Pictures aside, quote the whole listing exactly.

-- Start Given records --

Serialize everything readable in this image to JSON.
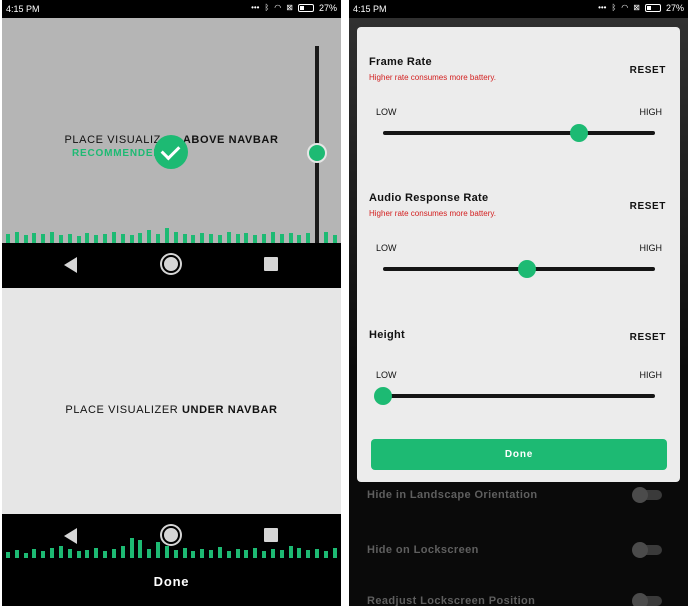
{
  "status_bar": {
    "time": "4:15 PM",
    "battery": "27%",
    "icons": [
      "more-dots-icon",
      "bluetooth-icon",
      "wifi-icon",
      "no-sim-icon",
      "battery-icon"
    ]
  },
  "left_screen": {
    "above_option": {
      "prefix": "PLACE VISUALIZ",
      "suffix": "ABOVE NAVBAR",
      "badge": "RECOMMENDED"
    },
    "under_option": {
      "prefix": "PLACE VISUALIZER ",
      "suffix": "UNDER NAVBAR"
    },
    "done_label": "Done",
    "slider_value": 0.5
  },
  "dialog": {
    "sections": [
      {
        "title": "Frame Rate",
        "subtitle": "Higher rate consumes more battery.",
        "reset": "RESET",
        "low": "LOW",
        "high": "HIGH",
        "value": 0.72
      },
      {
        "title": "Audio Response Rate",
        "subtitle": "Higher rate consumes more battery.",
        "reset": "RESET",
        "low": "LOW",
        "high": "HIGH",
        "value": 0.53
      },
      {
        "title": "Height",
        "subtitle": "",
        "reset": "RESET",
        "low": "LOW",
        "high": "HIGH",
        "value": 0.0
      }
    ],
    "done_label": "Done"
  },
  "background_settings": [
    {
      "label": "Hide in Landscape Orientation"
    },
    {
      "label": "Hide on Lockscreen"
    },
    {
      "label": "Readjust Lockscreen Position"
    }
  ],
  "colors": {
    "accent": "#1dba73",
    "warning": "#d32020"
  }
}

-- End Given records --

### Completed exercise
Serialize everything readable in this image to JSON.
{
  "status_bar": {
    "time": "4:15 PM",
    "battery": "27%",
    "icons": [
      "more-dots-icon",
      "bluetooth-icon",
      "wifi-icon",
      "no-sim-icon",
      "battery-icon"
    ]
  },
  "left_screen": {
    "above_option": {
      "prefix": "PLACE VISUALIZ",
      "suffix": "ABOVE NAVBAR",
      "badge": "RECOMMENDED"
    },
    "under_option": {
      "prefix": "PLACE VISUALIZER ",
      "suffix": "UNDER NAVBAR"
    },
    "done_label": "Done",
    "slider_value": 0.5
  },
  "dialog": {
    "sections": [
      {
        "title": "Frame Rate",
        "subtitle": "Higher rate consumes more battery.",
        "reset": "RESET",
        "low": "LOW",
        "high": "HIGH",
        "value": 0.72
      },
      {
        "title": "Audio Response Rate",
        "subtitle": "Higher rate consumes more battery.",
        "reset": "RESET",
        "low": "LOW",
        "high": "HIGH",
        "value": 0.53
      },
      {
        "title": "Height",
        "subtitle": "",
        "reset": "RESET",
        "low": "LOW",
        "high": "HIGH",
        "value": 0.0
      }
    ],
    "done_label": "Done"
  },
  "background_settings": [
    {
      "label": "Hide in Landscape Orientation"
    },
    {
      "label": "Hide on Lockscreen"
    },
    {
      "label": "Readjust Lockscreen Position"
    }
  ],
  "colors": {
    "accent": "#1dba73",
    "warning": "#d32020"
  }
}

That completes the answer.